:: PROVIDED PASSAGE ::
Every immigrant, refugee, or third-culture kid knows the feeling:
There’s a suitcase that never fully unpacks.
Not the one with clothes.
Not the one that smells like airport terminals, customs stamps, or the last home you left.
But the one packed with identity.
Inside are things you didn’t choose, but that came with you anyway.
Pieces of language.
Fragments of religion.
Generations of expectations.
A recipe written in your grandmother’s handwriting.
A memory of being scolded for speaking the “wrong” language in the “wrong” place.
A poem you don’t know how to translate.
Pride, trauma, joy, guilt, all folded together.
In the West, you’re often told, silently or not, to assimilate.
To soften your name.
To make your difference palatable.
To be “diverse,” but not “too much.”
Your identity becomes a costume: wear it on culture day, take it off at the office.

In the Arab world, the demand is different, but just as heavy.
You’re expected to preserve.
To keep the culture pure.
To behave, to remember, to not embarrass the family.
To not lose yourself to the West, even if it’s where you now live, love, or dream.
:::
## GIVEN TASK A
Rewrite the entries from their first line through the line containing "question-4-stem: （多选）4．下列说法中正确的是（ ）", replacing "answer-tag" with "answer-label" and leaving everything else unchanged.
The entries that follow are unrelated to the text above.
:: GIVEN DATA ::
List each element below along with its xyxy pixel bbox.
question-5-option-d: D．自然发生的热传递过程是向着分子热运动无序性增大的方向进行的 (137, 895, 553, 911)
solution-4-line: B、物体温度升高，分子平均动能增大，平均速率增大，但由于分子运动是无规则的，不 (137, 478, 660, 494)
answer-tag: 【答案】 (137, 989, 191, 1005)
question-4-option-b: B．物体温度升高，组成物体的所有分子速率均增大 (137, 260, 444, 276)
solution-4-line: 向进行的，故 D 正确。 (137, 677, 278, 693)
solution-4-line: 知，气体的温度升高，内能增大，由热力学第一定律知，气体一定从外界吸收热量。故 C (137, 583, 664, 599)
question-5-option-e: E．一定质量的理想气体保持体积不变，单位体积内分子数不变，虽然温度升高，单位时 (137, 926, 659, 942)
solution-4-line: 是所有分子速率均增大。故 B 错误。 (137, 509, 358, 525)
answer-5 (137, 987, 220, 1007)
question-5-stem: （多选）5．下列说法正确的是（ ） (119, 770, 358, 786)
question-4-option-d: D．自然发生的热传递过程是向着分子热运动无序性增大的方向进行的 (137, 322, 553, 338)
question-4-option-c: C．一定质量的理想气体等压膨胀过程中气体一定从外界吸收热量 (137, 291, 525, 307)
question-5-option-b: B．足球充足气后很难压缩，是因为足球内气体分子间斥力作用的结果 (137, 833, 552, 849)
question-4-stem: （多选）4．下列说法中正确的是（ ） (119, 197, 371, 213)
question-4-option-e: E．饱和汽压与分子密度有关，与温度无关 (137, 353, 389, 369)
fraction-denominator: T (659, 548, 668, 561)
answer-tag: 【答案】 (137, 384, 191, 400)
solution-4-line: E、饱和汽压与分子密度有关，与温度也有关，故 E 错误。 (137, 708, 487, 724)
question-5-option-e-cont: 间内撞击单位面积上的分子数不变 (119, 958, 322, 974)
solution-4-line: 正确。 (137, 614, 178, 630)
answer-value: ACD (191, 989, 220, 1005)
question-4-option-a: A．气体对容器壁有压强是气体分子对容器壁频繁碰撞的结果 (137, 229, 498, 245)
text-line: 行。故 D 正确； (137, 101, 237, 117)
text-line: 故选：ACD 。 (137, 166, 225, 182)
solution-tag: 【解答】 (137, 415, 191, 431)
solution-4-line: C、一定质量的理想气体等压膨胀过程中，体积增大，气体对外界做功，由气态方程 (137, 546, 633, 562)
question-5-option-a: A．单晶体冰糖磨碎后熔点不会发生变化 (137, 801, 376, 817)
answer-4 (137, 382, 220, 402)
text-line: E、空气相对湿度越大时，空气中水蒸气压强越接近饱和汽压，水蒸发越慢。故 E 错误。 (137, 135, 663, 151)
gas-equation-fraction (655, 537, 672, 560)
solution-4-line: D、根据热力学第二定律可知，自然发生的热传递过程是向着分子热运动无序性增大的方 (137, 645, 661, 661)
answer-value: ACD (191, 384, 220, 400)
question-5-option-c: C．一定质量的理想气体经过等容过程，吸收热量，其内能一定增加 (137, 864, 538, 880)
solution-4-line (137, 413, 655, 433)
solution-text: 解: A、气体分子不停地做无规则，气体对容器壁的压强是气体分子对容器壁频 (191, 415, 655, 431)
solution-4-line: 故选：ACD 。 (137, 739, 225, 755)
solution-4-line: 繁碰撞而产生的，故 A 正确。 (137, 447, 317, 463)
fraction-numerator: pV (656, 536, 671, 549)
:::
## GIVEN TASK B
Continue the piece on the unpacked suitcase of identity from the point where it stops.

## TASK ANSWER A
List each element below along with its xyxy pixel bbox.
question-5-option-d: D．自然发生的热传递过程是向着分子热运动无序性增大的方向进行的 (137, 895, 553, 911)
solution-4-line: B、物体温度升高，分子平均动能增大，平均速率增大，但由于分子运动是无规则的，不 (137, 478, 660, 494)
answer-label: 【答案】 (137, 989, 191, 1005)
question-4-option-b: B．物体温度升高，组成物体的所有分子速率均增大 (137, 260, 444, 276)
solution-4-line: 向进行的，故 D 正确。 (137, 677, 278, 693)
solution-4-line: 知，气体的温度升高，内能增大，由热力学第一定律知，气体一定从外界吸收热量。故 C (137, 583, 664, 599)
question-5-option-e: E．一定质量的理想气体保持体积不变，单位体积内分子数不变，虽然温度升高，单位时 (137, 926, 659, 942)
solution-4-line: 是所有分子速率均增大。故 B 错误。 (137, 509, 358, 525)
answer-5 (137, 987, 220, 1007)
question-5-stem: （多选）5．下列说法正确的是（ ） (119, 770, 358, 786)
question-4-option-d: D．自然发生的热传递过程是向着分子热运动无序性增大的方向进行的 (137, 322, 553, 338)
question-4-option-c: C．一定质量的理想气体等压膨胀过程中气体一定从外界吸收热量 (137, 291, 525, 307)
question-5-option-b: B．足球充足气后很难压缩，是因为足球内气体分子间斥力作用的结果 (137, 833, 552, 849)
question-4-stem: （多选）4．下列说法中正确的是（ ） (119, 197, 371, 213)

## TASK ANSWER B
So what do you do?
You become a translator of self.
You adjust your voice.
Your dress.
Your posture.
You laugh differently depending on who’s in the room.
You hide your tattoos, or your faith, or your partner.
You carry two sets of stories, one for your family, one for your friends.
You explain your choices. You soften your truth.
You shrink, subtly.
So you can fit.
And for a while, maybe that works.
You learn how to survive by shape-shifting.
You make everyone comfortable
Even if it means becoming uncomfortable in your own skin.
But then something shifts.
Maybe it’s age. Or love. Or exhaustion.
Maybe it’s the longing to just exist without translating.
Maybe you’re tired of closets, metaphorical or literal.
Maybe you’re tired of holding your breath.
So, slowly, gently, you start unpacking.
You look at each piece in that suitcase
Not with guilt, but with curiosity.
What still fits?
What feels true?
What brings you joy?
What hurts, and are you ready to let it go?
What was inherited in fear, and what do you now carry in love?
You begin to see that identity isn’t something you must defend or preserve in its original form.
It’s something alive.
It’s something that can grow.
You’re not rejecting your roots, you’re growing deeper into them, on your own terms.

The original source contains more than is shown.